→ **Saved entries**
§

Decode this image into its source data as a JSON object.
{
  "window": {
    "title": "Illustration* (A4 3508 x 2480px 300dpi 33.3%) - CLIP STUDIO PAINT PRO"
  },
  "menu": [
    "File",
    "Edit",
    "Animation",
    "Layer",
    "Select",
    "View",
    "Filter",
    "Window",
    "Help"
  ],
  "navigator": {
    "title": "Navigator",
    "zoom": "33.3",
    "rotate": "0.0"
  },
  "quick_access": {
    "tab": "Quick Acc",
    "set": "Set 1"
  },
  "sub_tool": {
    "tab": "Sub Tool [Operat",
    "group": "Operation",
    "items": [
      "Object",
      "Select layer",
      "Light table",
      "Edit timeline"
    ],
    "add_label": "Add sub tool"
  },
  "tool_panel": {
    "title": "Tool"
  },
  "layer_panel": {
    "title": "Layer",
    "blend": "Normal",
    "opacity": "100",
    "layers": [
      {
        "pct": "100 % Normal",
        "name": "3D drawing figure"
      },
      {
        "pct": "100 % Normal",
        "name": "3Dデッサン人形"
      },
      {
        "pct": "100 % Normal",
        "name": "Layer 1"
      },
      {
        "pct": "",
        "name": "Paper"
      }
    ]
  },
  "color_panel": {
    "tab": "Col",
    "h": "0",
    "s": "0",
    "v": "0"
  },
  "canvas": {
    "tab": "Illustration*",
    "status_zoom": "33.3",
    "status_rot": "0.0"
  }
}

§

→ **WHAT IS NEEDED**
From the listing above, extract every line exactly as it stands.

→ **ANSWER FOR THE TASK**
Decode this image into its source data as a JSON object.
{
  "window": {
    "title": "Illustration* (A4 3508 x 2480px 300dpi 33.3%) - CLIP STUDIO PAINT PRO"
  },
  "menu": [
    "File",
    "Edit",
    "Animation",
    "Layer",
    "Select",
    "View",
    "Filter",
    "Window",
    "Help"
  ],
  "navigator": {
    "title": "Navigator",
    "zoom": "33.3",
    "rotate": "0.0"
  },
  "quick_access": {
    "tab": "Quick Acc",
    "set": "Set 1"
  },
  "sub_tool": {
    "tab": "Sub Tool [Operat",
    "group": "Operation",
    "items": [
      "Object",
      "Select layer",
      "Light table",
      "Edit timeline"
    ],
    "add_label": "Add sub tool"
  },
  "tool_panel": {
    "title": "Tool"
  },
  "layer_panel": {
    "title": "Layer",
    "blend": "Normal",
    "opacity": "100",
    "layers": [
      {
        "pct": "100 % Normal",
        "name": "3D drawing figure"
      },
      {
        "pct": "100 % Normal",
        "name": "3Dデッサン人形"
      },
      {
        "pct": "100 % Normal",
        "name": "Layer 1"
      },
      {
        "pct": "",
        "name": "Paper"
      }
    ]
  },
  "color_panel": {
    "tab": "Col",
    "h": "0",
    "s": "0",
    "v": "0"
  },
  "canvas": {
    "tab": "Illustration*",
    "status_zoom": "33.3",
    "status_rot": "0.0"
  }
}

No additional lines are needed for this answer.